◆ WHAT TO DO ◆
Output the material beneath exactly, leaving nothing out.

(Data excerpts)
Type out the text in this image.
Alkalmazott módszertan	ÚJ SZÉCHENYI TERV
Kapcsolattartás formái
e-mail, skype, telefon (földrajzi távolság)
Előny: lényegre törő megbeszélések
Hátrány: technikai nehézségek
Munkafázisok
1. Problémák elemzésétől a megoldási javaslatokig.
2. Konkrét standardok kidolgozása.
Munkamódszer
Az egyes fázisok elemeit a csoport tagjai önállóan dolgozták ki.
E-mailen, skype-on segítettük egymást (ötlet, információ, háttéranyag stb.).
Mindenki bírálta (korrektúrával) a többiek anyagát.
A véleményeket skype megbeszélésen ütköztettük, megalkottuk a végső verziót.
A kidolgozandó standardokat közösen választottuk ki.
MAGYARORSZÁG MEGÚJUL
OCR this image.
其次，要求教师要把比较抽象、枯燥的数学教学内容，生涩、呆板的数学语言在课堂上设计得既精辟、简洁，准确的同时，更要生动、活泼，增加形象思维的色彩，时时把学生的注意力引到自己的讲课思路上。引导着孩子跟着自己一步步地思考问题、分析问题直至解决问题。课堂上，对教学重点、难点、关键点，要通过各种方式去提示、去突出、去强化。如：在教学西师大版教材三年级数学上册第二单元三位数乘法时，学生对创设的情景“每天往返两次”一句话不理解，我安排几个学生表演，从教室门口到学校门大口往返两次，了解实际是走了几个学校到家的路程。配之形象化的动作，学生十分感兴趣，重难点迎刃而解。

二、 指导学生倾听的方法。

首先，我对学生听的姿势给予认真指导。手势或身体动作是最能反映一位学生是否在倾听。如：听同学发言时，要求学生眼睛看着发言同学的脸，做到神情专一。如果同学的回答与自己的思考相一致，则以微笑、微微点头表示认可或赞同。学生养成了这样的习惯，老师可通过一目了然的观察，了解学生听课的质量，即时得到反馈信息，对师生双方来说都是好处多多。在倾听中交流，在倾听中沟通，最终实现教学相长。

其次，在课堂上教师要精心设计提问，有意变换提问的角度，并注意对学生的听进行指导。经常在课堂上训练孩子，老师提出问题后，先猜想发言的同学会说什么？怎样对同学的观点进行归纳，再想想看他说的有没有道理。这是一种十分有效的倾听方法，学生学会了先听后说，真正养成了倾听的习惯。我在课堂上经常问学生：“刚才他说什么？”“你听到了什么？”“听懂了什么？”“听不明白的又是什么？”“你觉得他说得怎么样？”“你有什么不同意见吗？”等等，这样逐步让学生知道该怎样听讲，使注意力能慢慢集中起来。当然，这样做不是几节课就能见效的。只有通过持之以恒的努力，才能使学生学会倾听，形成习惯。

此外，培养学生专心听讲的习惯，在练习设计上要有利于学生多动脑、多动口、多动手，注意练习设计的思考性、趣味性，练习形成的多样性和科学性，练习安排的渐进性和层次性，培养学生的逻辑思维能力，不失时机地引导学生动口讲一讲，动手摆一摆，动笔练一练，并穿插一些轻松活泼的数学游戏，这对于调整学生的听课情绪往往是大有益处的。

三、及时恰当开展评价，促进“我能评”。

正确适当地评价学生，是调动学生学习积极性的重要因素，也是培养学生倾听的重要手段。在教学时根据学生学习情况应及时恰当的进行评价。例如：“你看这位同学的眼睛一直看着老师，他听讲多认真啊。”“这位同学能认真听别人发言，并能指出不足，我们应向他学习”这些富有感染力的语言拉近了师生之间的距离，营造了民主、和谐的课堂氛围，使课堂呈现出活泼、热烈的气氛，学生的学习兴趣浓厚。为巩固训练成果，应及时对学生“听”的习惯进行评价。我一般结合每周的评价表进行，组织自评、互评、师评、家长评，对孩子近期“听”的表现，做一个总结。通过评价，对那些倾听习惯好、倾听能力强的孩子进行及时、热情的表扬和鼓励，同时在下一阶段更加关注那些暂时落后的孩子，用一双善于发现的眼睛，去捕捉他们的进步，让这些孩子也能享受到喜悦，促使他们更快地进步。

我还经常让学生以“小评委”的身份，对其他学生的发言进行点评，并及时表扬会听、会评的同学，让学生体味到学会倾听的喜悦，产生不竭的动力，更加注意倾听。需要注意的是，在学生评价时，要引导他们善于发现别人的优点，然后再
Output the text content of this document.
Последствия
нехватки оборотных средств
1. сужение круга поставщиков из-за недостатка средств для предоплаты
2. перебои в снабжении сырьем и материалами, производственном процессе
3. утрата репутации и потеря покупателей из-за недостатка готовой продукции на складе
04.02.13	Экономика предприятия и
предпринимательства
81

◆ OUTPUT BELOW ◆
Type out the text in this image.
Alkalmazott módszertan	ÚJ SZÉCHENYI TERV
Kapcsolattartás formái
e-mail, skype, telefon (földrajzi távolság)
Előny: lényegre törő megbeszélések
Hátrány: technikai nehézségek
Munkafázisok
1. Problémák elemzésétől a megoldási javaslatokig.
2. Konkrét standardok kidolgozása.
Munkamódszer
Az egyes fázisok elemeit a csoport tagjai önállóan dolgozták ki.
E-mailen, skype-on segítettük egymást (ötlet, információ, háttéranyag stb.).
Mindenki bírálta (korrektúrával) a többiek anyagát.
A véleményeket skype megbeszélésen ütköztettük, megalkottuk a végső verziót.
A kidolgozandó standardokat közösen választottuk ki.
MAGYARORSZÁG MEGÚJUL
OCR this image.
其次，要求教师要把比较抽象、枯燥的数学教学内容，生涩、呆板的数学语言在课堂上设计得既精辟、简洁，准确的同时，更要生动、活泼，增加形象思维的色彩，时时把学生的注意力引到自己的讲课思路上。引导着孩子跟着自己一步步地思考问题、分析问题直至解决问题。课堂上，对教学重点、难点、关键点，要通过各种方式去提示、去突出、去强化。如：在教学西师大版教材三年级数学上册第二单元三位数乘法时，学生对创设的情景“每天往返两次”一句话不理解，我安排几个学生表演，从教室门口到学校门大口往返两次，了解实际是走了几个学校到家的路程。配之形象化的动作，学生十分感兴趣，重难点迎刃而解。

二、 指导学生倾听的方法。

首先，我对学生听的姿势给予认真指导。手势或身体动作是最能反映一位学生是否在倾听。如：听同学发言时，要求学生眼睛看着发言同学的脸，做到神情专一。如果同学的回答与自己的思考相一致，则以微笑、微微点头表示认可或赞同。学生养成了这样的习惯，老师可通过一目了然的观察，了解学生听课的质量，即时得到反馈信息，对师生双方来说都是好处多多。在倾听中交流，在倾听中沟通，最终实现教学相长。

其次，在课堂上教师要精心设计提问，有意变换提问的角度，并注意对学生的听进行指导。经常在课堂上训练孩子，老师提出问题后，先猜想发言的同学会说什么？怎样对同学的观点进行归纳，再想想看他说的有没有道理。这是一种十分有效的倾听方法，学生学会了先听后说，真正养成了倾听的习惯。我在课堂上经常问学生：“刚才他说什么？”“你听到了什么？”“听懂了什么？”“听不明白的又是什么？”“你觉得他说得怎么样？”“你有什么不同意见吗？”等等，这样逐步让学生知道该怎样听讲，使注意力能慢慢集中起来。当然，这样做不是几节课就能见效的。只有通过持之以恒的努力，才能使学生学会倾听，形成习惯。

此外，培养学生专心听讲的习惯，在练习设计上要有利于学生多动脑、多动口、多动手，注意练习设计的思考性、趣味性，练习形成的多样性和科学性，练习安排的渐进性和层次性，培养学生的逻辑思维能力，不失时机地引导学生动口讲一讲，动手摆一摆，动笔练一练，并穿插一些轻松活泼的数学游戏，这对于调整学生的听课情绪往往是大有益处的。

三、及时恰当开展评价，促进“我能评”。

正确适当地评价学生，是调动学生学习积极性的重要因素，也是培养学生倾听的重要手段。在教学时根据学生学习情况应及时恰当的进行评价。例如：“你看这位同学的眼睛一直看着老师，他听讲多认真啊。”“这位同学能认真听别人发言，并能指出不足，我们应向他学习”这些富有感染力的语言拉近了师生之间的距离，营造了民主、和谐的课堂氛围，使课堂呈现出活泼、热烈的气氛，学生的学习兴趣浓厚。为巩固训练成果，应及时对学生“听”的习惯进行评价。我一般结合每周的评价表进行，组织自评、互评、师评、家长评，对孩子近期“听”的表现，做一个总结。通过评价，对那些倾听习惯好、倾听能力强的孩子进行及时、热情的表扬和鼓励，同时在下一阶段更加关注那些暂时落后的孩子，用一双善于发现的眼睛，去捕捉他们的进步，让这些孩子也能享受到喜悦，促使他们更快地进步。

我还经常让学生以“小评委”的身份，对其他学生的发言进行点评，并及时表扬会听、会评的同学，让学生体味到学会倾听的喜悦，产生不竭的动力，更加注意倾听。需要注意的是，在学生评价时，要引导他们善于发现别人的优点，然后再
Output the text content of this document.
Последствия
нехватки оборотных средств
1. сужение круга поставщиков из-за недостатка средств для предоплаты
2. перебои в снабжении сырьем и материалами, производственном процессе
3. утрата репутации и потеря покупателей из-за недостатка готовой продукции на складе
04.02.13	Экономика предприятия и
предпринимательства
81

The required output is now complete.